<<<<
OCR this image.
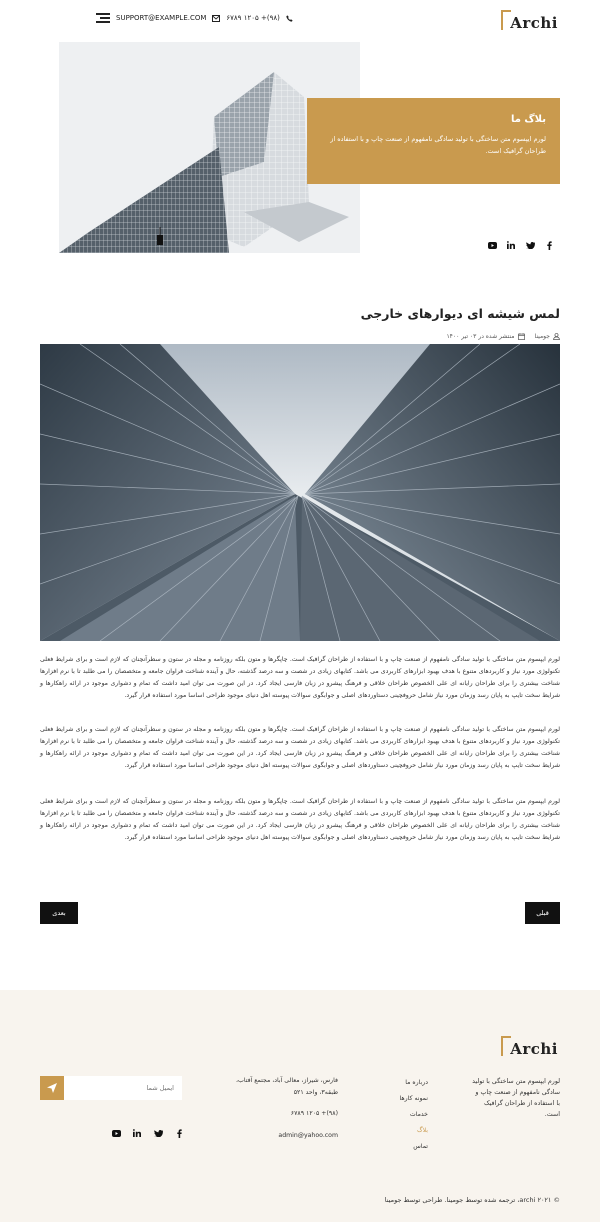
Archi
SUPPORT@EXAMPLE.COM	(۹۸)+ ۱۲۰۵ ۶۷۸۹
بلاگ ما

لورم ایپسوم متن ساختگی با تولید سادگی نامفهوم از صنعت چاپ و با استفاده از طراحان گرافیک است.

لمس شیشه ای دیوارهای خارجی
جومینا
منتشر شده در ۰۳ تیر ۱۴۰۰

لورم ایپسوم متن ساختگی با تولید سادگی نامفهوم از صنعت چاپ و با استفاده از طراحان گرافیک است. چاپگرها و متون بلکه روزنامه و مجله در ستون و سطرآنچنان که لازم است و برای شرایط فعلی تکنولوژی مورد نیاز و کاربردهای متنوع با هدف بهبود ابزارهای کاربردی می باشد. کتابهای زیادی در شصت و سه درصد گذشته، حال و آینده شناخت فراوان جامعه و متخصصان را می طلبد تا با نرم افزارها شناخت بیشتری را برای طراحان رایانه ای علی الخصوص طراحان خلاقی و فرهنگ پیشرو در زبان فارسی ایجاد کرد. در این صورت می توان امید داشت که تمام و دشواری موجود در ارائه راهکارها و شرایط سخت تایپ به پایان رسد وزمان مورد نیاز شامل حروفچینی دستاوردهای اصلی و جوابگوی سوالات پیوسته اهل دنیای موجود طراحی اساسا مورد استفاده قرار گیرد.

لورم ایپسوم متن ساختگی با تولید سادگی نامفهوم از صنعت چاپ و با استفاده از طراحان گرافیک است. چاپگرها و متون بلکه روزنامه و مجله در ستون و سطرآنچنان که لازم است و برای شرایط فعلی تکنولوژی مورد نیاز و کاربردهای متنوع با هدف بهبود ابزارهای کاربردی می باشد. کتابهای زیادی در شصت و سه درصد گذشته، حال و آینده شناخت فراوان جامعه و متخصصان را می طلبد تا با نرم افزارها شناخت بیشتری را برای طراحان رایانه ای علی الخصوص طراحان خلاقی و فرهنگ پیشرو در زبان فارسی ایجاد کرد. در این صورت می توان امید داشت که تمام و دشواری موجود در ارائه راهکارها و شرایط سخت تایپ به پایان رسد وزمان مورد نیاز شامل حروفچینی دستاوردهای اصلی و جوابگوی سوالات پیوسته اهل دنیای موجود طراحی اساسا مورد استفاده قرار گیرد.

لورم ایپسوم متن ساختگی با تولید سادگی نامفهوم از صنعت چاپ و با استفاده از طراحان گرافیک است. چاپگرها و متون بلکه روزنامه و مجله در ستون و سطرآنچنان که لازم است و برای شرایط فعلی تکنولوژی مورد نیاز و کاربردهای متنوع با هدف بهبود ابزارهای کاربردی می باشد. کتابهای زیادی در شصت و سه درصد گذشته، حال و آینده شناخت فراوان جامعه و متخصصان را می طلبد تا با نرم افزارها شناخت بیشتری را برای طراحان رایانه ای علی الخصوص طراحان خلاقی و فرهنگ پیشرو در زبان فارسی ایجاد کرد. در این صورت می توان امید داشت که تمام و دشواری موجود در ارائه راهکارها و شرایط سخت تایپ به پایان رسد وزمان مورد نیاز شامل حروفچینی دستاوردهای اصلی و جوابگوی سوالات پیوسته اهل دنیای موجود طراحی اساسا مورد استفاده قرار گیرد.

قبلی
بعدی
Archi

لورم ایپسوم متن ساختگی با تولید سادگی نامفهوم از صنعت چاپ و با استفاده از طراحان گرافیک است.

درباره ما
نمونه کارها
خدمات
بلاگ
تماس

فارس، شیراز، معالی آباد، مجتمع آفتاب، طبقه۳، واحد ۵۲۱

(۹۸)+ ۱۲۰۵ ۶۷۸۹

admin@yahoo.com

ایمیل شما

© archi ۲۰۲۱، ترجمه شده توسط جومینا. طراحی توسط جومینا
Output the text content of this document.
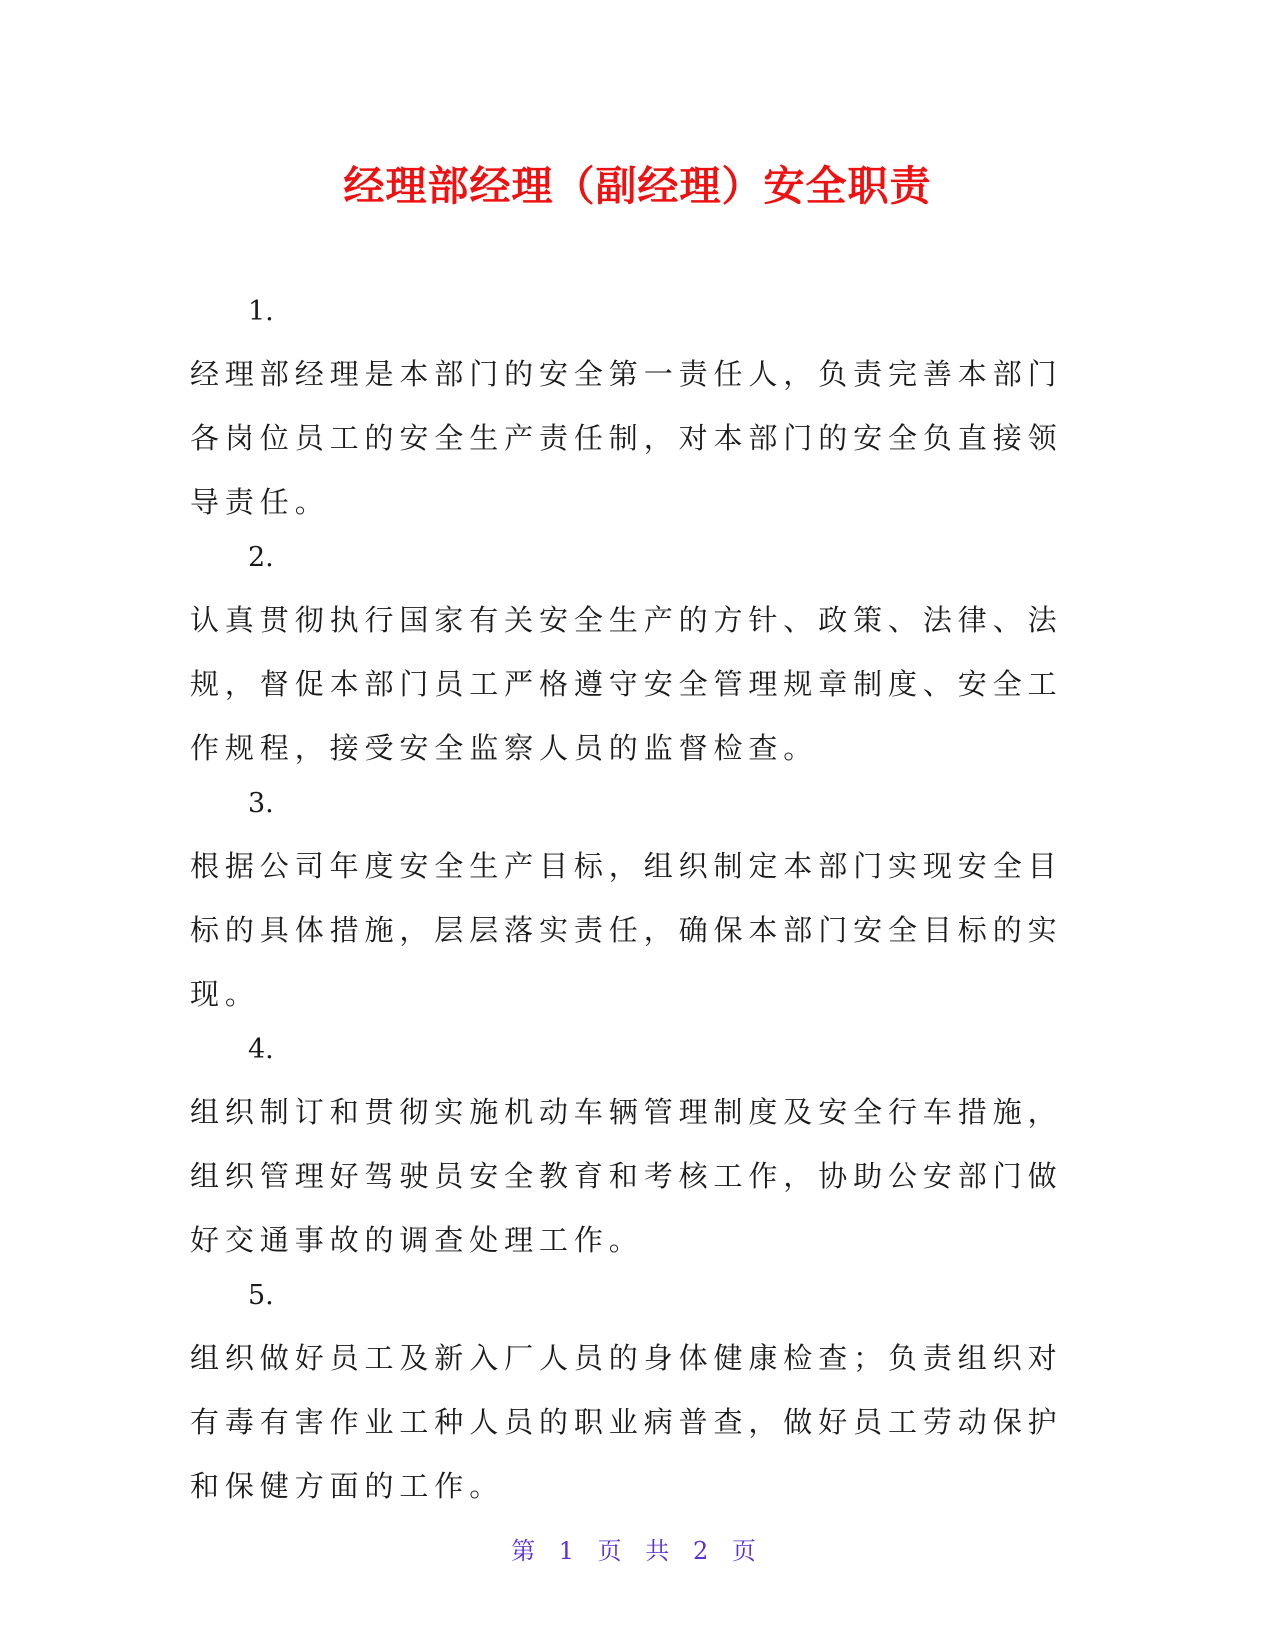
经理部经理（副经理）安全职责
1.
经理部经理是本部门的安全第一责任人，负责完善本部门各岗位员工的安全生产责任制，对本部门的安全负直接领导责任。
2.
认真贯彻执行国家有关安全生产的方针、政策、法律、法规，督促本部门员工严格遵守安全管理规章制度、安全工作规程，接受安全监察人员的监督检查。
3.
根据公司年度安全生产目标，组织制定本部门实现安全目标的具体措施，层层落实责任，确保本部门安全目标的实现。
4.
组织制订和贯彻实施机动车辆管理制度及安全行车措施，组织管理好驾驶员安全教育和考核工作，协助公安部门做好交通事故的调查处理工作。
5.
组织做好员工及新入厂人员的身体健康检查；负责组织对有毒有害作业工种人员的职业病普查，做好员工劳动保护和保健方面的工作。
第 1 页 共 2 页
>>>>
**What you will do:** The records above must be printed exactly; the pictures stay out.

**Written solution:**
OCR this image.
Archi
SUPPORT@EXAMPLE.COM	(۹۸)+ ۱۲۰۵ ۶۷۸۹
بلاگ ما

لورم ایپسوم متن ساختگی با تولید سادگی نامفهوم از صنعت چاپ و با استفاده از طراحان گرافیک است.

لمس شیشه ای دیوارهای خارجی
جومینا
منتشر شده در ۰۳ تیر ۱۴۰۰

لورم ایپسوم متن ساختگی با تولید سادگی نامفهوم از صنعت چاپ و با استفاده از طراحان گرافیک است. چاپگرها و متون بلکه روزنامه و مجله در ستون و سطرآنچنان که لازم است و برای شرایط فعلی تکنولوژی مورد نیاز و کاربردهای متنوع با هدف بهبود ابزارهای کاربردی می باشد. کتابهای زیادی در شصت و سه درصد گذشته، حال و آینده شناخت فراوان جامعه و متخصصان را می طلبد تا با نرم افزارها شناخت بیشتری را برای طراحان رایانه ای علی الخصوص طراحان خلاقی و فرهنگ پیشرو در زبان فارسی ایجاد کرد. در این صورت می توان امید داشت که تمام و دشواری موجود در ارائه راهکارها و شرایط سخت تایپ به پایان رسد وزمان مورد نیاز شامل حروفچینی دستاوردهای اصلی و جوابگوی سوالات پیوسته اهل دنیای موجود طراحی اساسا مورد استفاده قرار گیرد.

لورم ایپسوم متن ساختگی با تولید سادگی نامفهوم از صنعت چاپ و با استفاده از طراحان گرافیک است. چاپگرها و متون بلکه روزنامه و مجله در ستون و سطرآنچنان که لازم است و برای شرایط فعلی تکنولوژی مورد نیاز و کاربردهای متنوع با هدف بهبود ابزارهای کاربردی می باشد. کتابهای زیادی در شصت و سه درصد گذشته، حال و آینده شناخت فراوان جامعه و متخصصان را می طلبد تا با نرم افزارها شناخت بیشتری را برای طراحان رایانه ای علی الخصوص طراحان خلاقی و فرهنگ پیشرو در زبان فارسی ایجاد کرد. در این صورت می توان امید داشت که تمام و دشواری موجود در ارائه راهکارها و شرایط سخت تایپ به پایان رسد وزمان مورد نیاز شامل حروفچینی دستاوردهای اصلی و جوابگوی سوالات پیوسته اهل دنیای موجود طراحی اساسا مورد استفاده قرار گیرد.

لورم ایپسوم متن ساختگی با تولید سادگی نامفهوم از صنعت چاپ و با استفاده از طراحان گرافیک است. چاپگرها و متون بلکه روزنامه و مجله در ستون و سطرآنچنان که لازم است و برای شرایط فعلی تکنولوژی مورد نیاز و کاربردهای متنوع با هدف بهبود ابزارهای کاربردی می باشد. کتابهای زیادی در شصت و سه درصد گذشته، حال و آینده شناخت فراوان جامعه و متخصصان را می طلبد تا با نرم افزارها شناخت بیشتری را برای طراحان رایانه ای علی الخصوص طراحان خلاقی و فرهنگ پیشرو در زبان فارسی ایجاد کرد. در این صورت می توان امید داشت که تمام و دشواری موجود در ارائه راهکارها و شرایط سخت تایپ به پایان رسد وزمان مورد نیاز شامل حروفچینی دستاوردهای اصلی و جوابگوی سوالات پیوسته اهل دنیای موجود طراحی اساسا مورد استفاده قرار گیرد.

قبلی
بعدی
Archi

لورم ایپسوم متن ساختگی با تولید سادگی نامفهوم از صنعت چاپ و با استفاده از طراحان گرافیک است.

درباره ما
نمونه کارها
خدمات
بلاگ
تماس

فارس، شیراز، معالی آباد، مجتمع آفتاب، طبقه۳، واحد ۵۲۱

(۹۸)+ ۱۲۰۵ ۶۷۸۹

admin@yahoo.com

ایمیل شما

© archi ۲۰۲۱، ترجمه شده توسط جومینا. طراحی توسط جومینا
Output the text content of this document.
经理部经理（副经理）安全职责
1.
经理部经理是本部门的安全第一责任人，负责完善本部门各岗位员工的安全生产责任制，对本部门的安全负直接领导责任。
2.
认真贯彻执行国家有关安全生产的方针、政策、法律、法规，督促本部门员工严格遵守安全管理规章制度、安全工作规程，接受安全监察人员的监督检查。
3.
根据公司年度安全生产目标，组织制定本部门实现安全目标的具体措施，层层落实责任，确保本部门安全目标的实现。
4.
组织制订和贯彻实施机动车辆管理制度及安全行车措施，组织管理好驾驶员安全教育和考核工作，协助公安部门做好交通事故的调查处理工作。
5.
组织做好员工及新入厂人员的身体健康检查；负责组织对有毒有害作业工种人员的职业病普查，做好员工劳动保护和保健方面的工作。
第 1 页 共 2 页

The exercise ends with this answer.